### SET PROBLEM
Return every record verbatim.

### DATA FOR THIS TASK
--------------------
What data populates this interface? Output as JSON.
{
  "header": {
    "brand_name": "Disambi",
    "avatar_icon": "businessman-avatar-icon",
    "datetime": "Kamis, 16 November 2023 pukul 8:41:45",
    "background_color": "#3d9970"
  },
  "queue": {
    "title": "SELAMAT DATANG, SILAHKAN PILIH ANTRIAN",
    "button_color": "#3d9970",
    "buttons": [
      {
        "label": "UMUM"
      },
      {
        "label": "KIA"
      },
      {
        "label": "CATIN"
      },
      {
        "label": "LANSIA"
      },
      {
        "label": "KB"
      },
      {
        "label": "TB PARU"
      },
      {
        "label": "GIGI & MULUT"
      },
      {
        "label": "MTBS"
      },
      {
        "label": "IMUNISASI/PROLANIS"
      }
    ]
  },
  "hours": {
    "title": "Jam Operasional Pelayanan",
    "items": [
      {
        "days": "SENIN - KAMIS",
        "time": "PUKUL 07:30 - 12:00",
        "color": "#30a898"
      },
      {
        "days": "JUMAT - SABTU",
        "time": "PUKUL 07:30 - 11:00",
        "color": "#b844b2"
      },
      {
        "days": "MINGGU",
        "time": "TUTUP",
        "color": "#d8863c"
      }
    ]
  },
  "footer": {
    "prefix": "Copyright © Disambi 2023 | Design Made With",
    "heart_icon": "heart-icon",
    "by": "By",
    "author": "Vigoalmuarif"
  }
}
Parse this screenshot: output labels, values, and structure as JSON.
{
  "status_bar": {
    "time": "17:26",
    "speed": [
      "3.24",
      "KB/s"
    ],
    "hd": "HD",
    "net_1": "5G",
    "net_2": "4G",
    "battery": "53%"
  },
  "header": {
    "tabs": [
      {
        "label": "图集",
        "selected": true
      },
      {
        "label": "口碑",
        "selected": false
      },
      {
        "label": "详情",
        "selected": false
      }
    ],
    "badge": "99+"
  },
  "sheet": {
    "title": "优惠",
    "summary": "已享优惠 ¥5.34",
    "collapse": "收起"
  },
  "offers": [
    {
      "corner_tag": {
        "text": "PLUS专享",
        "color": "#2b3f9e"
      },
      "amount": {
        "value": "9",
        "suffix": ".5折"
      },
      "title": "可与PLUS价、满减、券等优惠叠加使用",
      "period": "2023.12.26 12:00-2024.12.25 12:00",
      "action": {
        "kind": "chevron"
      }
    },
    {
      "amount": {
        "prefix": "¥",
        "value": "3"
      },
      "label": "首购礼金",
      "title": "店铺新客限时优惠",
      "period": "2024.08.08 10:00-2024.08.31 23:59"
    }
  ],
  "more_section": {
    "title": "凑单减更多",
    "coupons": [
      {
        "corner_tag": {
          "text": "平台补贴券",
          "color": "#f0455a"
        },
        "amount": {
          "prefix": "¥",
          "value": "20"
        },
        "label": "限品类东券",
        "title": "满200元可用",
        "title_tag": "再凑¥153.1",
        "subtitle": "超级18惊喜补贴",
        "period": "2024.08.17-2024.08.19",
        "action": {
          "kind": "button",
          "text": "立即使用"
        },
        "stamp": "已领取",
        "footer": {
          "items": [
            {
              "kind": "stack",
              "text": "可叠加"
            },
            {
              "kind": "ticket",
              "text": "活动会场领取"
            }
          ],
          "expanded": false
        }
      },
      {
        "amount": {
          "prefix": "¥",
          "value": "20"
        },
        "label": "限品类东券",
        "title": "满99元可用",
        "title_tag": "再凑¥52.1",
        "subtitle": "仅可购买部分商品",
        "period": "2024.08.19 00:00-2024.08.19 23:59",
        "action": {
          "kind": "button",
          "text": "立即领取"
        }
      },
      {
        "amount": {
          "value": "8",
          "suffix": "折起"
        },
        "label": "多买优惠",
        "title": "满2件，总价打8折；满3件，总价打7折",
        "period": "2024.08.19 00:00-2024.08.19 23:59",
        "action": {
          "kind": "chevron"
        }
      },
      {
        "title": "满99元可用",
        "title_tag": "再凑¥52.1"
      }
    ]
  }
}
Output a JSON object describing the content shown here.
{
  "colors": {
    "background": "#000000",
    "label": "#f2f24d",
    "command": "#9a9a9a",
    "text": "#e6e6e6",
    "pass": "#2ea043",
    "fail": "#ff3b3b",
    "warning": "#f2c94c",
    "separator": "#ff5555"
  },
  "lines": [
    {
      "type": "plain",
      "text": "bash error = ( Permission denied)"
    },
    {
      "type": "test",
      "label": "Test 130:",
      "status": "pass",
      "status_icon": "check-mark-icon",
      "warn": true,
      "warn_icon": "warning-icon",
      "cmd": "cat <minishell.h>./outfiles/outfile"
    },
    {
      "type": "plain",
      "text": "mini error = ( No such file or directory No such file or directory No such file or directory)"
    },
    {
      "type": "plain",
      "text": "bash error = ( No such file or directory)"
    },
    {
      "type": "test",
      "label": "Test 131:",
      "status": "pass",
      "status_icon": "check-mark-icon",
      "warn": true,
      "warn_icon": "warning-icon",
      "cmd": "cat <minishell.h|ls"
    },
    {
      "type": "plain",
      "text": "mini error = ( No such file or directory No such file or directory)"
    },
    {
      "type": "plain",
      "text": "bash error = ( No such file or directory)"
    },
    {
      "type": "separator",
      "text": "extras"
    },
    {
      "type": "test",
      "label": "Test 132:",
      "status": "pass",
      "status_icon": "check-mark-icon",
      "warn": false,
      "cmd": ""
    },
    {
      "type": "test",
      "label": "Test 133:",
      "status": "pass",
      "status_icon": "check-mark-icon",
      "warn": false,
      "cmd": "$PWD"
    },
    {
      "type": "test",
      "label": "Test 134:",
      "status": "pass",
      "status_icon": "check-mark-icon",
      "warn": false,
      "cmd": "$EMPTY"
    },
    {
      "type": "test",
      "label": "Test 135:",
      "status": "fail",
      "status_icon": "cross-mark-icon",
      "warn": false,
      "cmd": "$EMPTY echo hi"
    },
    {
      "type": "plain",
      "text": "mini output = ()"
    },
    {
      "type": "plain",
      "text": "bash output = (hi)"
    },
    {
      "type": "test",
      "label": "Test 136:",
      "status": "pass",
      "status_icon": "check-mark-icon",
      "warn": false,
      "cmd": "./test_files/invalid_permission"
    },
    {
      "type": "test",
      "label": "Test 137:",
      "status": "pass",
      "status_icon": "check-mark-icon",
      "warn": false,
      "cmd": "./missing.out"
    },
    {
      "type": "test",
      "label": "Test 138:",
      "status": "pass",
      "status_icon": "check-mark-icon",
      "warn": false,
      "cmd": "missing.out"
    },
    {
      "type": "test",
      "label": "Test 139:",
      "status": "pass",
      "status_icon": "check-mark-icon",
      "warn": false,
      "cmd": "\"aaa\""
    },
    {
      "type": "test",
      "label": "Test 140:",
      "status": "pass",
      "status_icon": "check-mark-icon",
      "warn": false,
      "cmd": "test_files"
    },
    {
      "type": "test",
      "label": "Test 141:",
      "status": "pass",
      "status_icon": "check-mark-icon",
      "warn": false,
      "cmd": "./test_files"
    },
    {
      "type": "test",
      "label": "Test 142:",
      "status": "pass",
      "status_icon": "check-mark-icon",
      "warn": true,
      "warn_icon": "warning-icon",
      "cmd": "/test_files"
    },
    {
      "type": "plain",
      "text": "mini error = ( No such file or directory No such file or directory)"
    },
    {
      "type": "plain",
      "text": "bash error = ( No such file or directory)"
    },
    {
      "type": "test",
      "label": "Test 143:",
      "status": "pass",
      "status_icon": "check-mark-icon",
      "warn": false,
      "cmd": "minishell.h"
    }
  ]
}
--------------------
### EXERCISE ANSWER
What data populates this interface? Output as JSON.
{
  "header": {
    "brand_name": "Disambi",
    "avatar_icon": "businessman-avatar-icon",
    "datetime": "Kamis, 16 November 2023 pukul 8:41:45",
    "background_color": "#3d9970"
  },
  "queue": {
    "title": "SELAMAT DATANG, SILAHKAN PILIH ANTRIAN",
    "button_color": "#3d9970",
    "buttons": [
      {
        "label": "UMUM"
      },
      {
        "label": "KIA"
      },
      {
        "label": "CATIN"
      },
      {
        "label": "LANSIA"
      },
      {
        "label": "KB"
      },
      {
        "label": "TB PARU"
      },
      {
        "label": "GIGI & MULUT"
      },
      {
        "label": "MTBS"
      },
      {
        "label": "IMUNISASI/PROLANIS"
      }
    ]
  },
  "hours": {
    "title": "Jam Operasional Pelayanan",
    "items": [
      {
        "days": "SENIN - KAMIS",
        "time": "PUKUL 07:30 - 12:00",
        "color": "#30a898"
      },
      {
        "days": "JUMAT - SABTU",
        "time": "PUKUL 07:30 - 11:00",
        "color": "#b844b2"
      },
      {
        "days": "MINGGU",
        "time": "TUTUP",
        "color": "#d8863c"
      }
    ]
  },
  "footer": {
    "prefix": "Copyright © Disambi 2023 | Design Made With",
    "heart_icon": "heart-icon",
    "by": "By",
    "author": "Vigoalmuarif"
  }
}
Parse this screenshot: output labels, values, and structure as JSON.
{
  "status_bar": {
    "time": "17:26",
    "speed": [
      "3.24",
      "KB/s"
    ],
    "hd": "HD",
    "net_1": "5G",
    "net_2": "4G",
    "battery": "53%"
  },
  "header": {
    "tabs": [
      {
        "label": "图集",
        "selected": true
      },
      {
        "label": "口碑",
        "selected": false
      },
      {
        "label": "详情",
        "selected": false
      }
    ],
    "badge": "99+"
  },
  "sheet": {
    "title": "优惠",
    "summary": "已享优惠 ¥5.34",
    "collapse": "收起"
  },
  "offers": [
    {
      "corner_tag": {
        "text": "PLUS专享",
        "color": "#2b3f9e"
      },
      "amount": {
        "value": "9",
        "suffix": ".5折"
      },
      "title": "可与PLUS价、满减、券等优惠叠加使用",
      "period": "2023.12.26 12:00-2024.12.25 12:00",
      "action": {
        "kind": "chevron"
      }
    },
    {
      "amount": {
        "prefix": "¥",
        "value": "3"
      },
      "label": "首购礼金",
      "title": "店铺新客限时优惠",
      "period": "2024.08.08 10:00-2024.08.31 23:59"
    }
  ],
  "more_section": {
    "title": "凑单减更多",
    "coupons": [
      {
        "corner_tag": {
          "text": "平台补贴券",
          "color": "#f0455a"
        },
        "amount": {
          "prefix": "¥",
          "value": "20"
        },
        "label": "限品类东券",
        "title": "满200元可用",
        "title_tag": "再凑¥153.1",
        "subtitle": "超级18惊喜补贴",
        "period": "2024.08.17-2024.08.19",
        "action": {
          "kind": "button",
          "text": "立即使用"
        },
        "stamp": "已领取",
        "footer": {
          "items": [
            {
              "kind": "stack",
              "text": "可叠加"
            },
            {
              "kind": "ticket",
              "text": "活动会场领取"
            }
          ],
          "expanded": false
        }
      },
      {
        "amount": {
          "prefix": "¥",
          "value": "20"
        },
        "label": "限品类东券",
        "title": "满99元可用",
        "title_tag": "再凑¥52.1",
        "subtitle": "仅可购买部分商品",
        "period": "2024.08.19 00:00-2024.08.19 23:59",
        "action": {
          "kind": "button",
          "text": "立即领取"
        }
      },
      {
        "amount": {
          "value": "8",
          "suffix": "折起"
        },
        "label": "多买优惠",
        "title": "满2件，总价打8折；满3件，总价打7折",
        "period": "2024.08.19 00:00-2024.08.19 23:59",
        "action": {
          "kind": "chevron"
        }
      },
      {
        "title": "满99元可用",
        "title_tag": "再凑¥52.1"
      }
    ]
  }
}
Output a JSON object describing the content shown here.
{
  "colors": {
    "background": "#000000",
    "label": "#f2f24d",
    "command": "#9a9a9a",
    "text": "#e6e6e6",
    "pass": "#2ea043",
    "fail": "#ff3b3b",
    "warning": "#f2c94c",
    "separator": "#ff5555"
  },
  "lines": [
    {
      "type": "plain",
      "text": "bash error = ( Permission denied)"
    },
    {
      "type": "test",
      "label": "Test 130:",
      "status": "pass",
      "status_icon": "check-mark-icon",
      "warn": true,
      "warn_icon": "warning-icon",
      "cmd": "cat <minishell.h>./outfiles/outfile"
    },
    {
      "type": "plain",
      "text": "mini error = ( No such file or directory No such file or directory No such file or directory)"
    },
    {
      "type": "plain",
      "text": "bash error = ( No such file or directory)"
    },
    {
      "type": "test",
      "label": "Test 131:",
      "status": "pass",
      "status_icon": "check-mark-icon",
      "warn": true,
      "warn_icon": "warning-icon",
      "cmd": "cat <minishell.h|ls"
    },
    {
      "type": "plain",
      "text": "mini error = ( No such file or directory No such file or directory)"
    },
    {
      "type": "plain",
      "text": "bash error = ( No such file or directory)"
    },
    {
      "type": "separator",
      "text": "extras"
    },
    {
      "type": "test",
      "label": "Test 132:",
      "status": "pass",
      "status_icon": "check-mark-icon",
      "warn": false,
      "cmd": ""
    },
    {
      "type": "test",
      "label": "Test 133:",
      "status": "pass",
      "status_icon": "check-mark-icon",
      "warn": false,
      "cmd": "$PWD"
    },
    {
      "type": "test",
      "label": "Test 134:",
      "status": "pass",
      "status_icon": "check-mark-icon",
      "warn": false,
      "cmd": "$EMPTY"
    },
    {
      "type": "test",
      "label": "Test 135:",
      "status": "fail",
      "status_icon": "cross-mark-icon",
      "warn": false,
      "cmd": "$EMPTY echo hi"
    },
    {
      "type": "plain",
      "text": "mini output = ()"
    },
    {
      "type": "plain",
      "text": "bash output = (hi)"
    },
    {
      "type": "test",
      "label": "Test 136:",
      "status": "pass",
      "status_icon": "check-mark-icon",
      "warn": false,
      "cmd": "./test_files/invalid_permission"
    },
    {
      "type": "test",
      "label": "Test 137:",
      "status": "pass",
      "status_icon": "check-mark-icon",
      "warn": false,
      "cmd": "./missing.out"
    },
    {
      "type": "test",
      "label": "Test 138:",
      "status": "pass",
      "status_icon": "check-mark-icon",
      "warn": false,
      "cmd": "missing.out"
    },
    {
      "type": "test",
      "label": "Test 139:",
      "status": "pass",
      "status_icon": "check-mark-icon",
      "warn": false,
      "cmd": "\"aaa\""
    },
    {
      "type": "test",
      "label": "Test 140:",
      "status": "pass",
      "status_icon": "check-mark-icon",
      "warn": false,
      "cmd": "test_files"
    },
    {
      "type": "test",
      "label": "Test 141:",
      "status": "pass",
      "status_icon": "check-mark-icon",
      "warn": false,
      "cmd": "./test_files"
    },
    {
      "type": "test",
      "label": "Test 142:",
      "status": "pass",
      "status_icon": "check-mark-icon",
      "warn": true,
      "warn_icon": "warning-icon",
      "cmd": "/test_files"
    },
    {
      "type": "plain",
      "text": "mini error = ( No such file or directory No such file or directory)"
    },
    {
      "type": "plain",
      "text": "bash error = ( No such file or directory)"
    },
    {
      "type": "test",
      "label": "Test 143:",
      "status": "pass",
      "status_icon": "check-mark-icon",
      "warn": false,
      "cmd": "minishell.h"
    }
  ]
}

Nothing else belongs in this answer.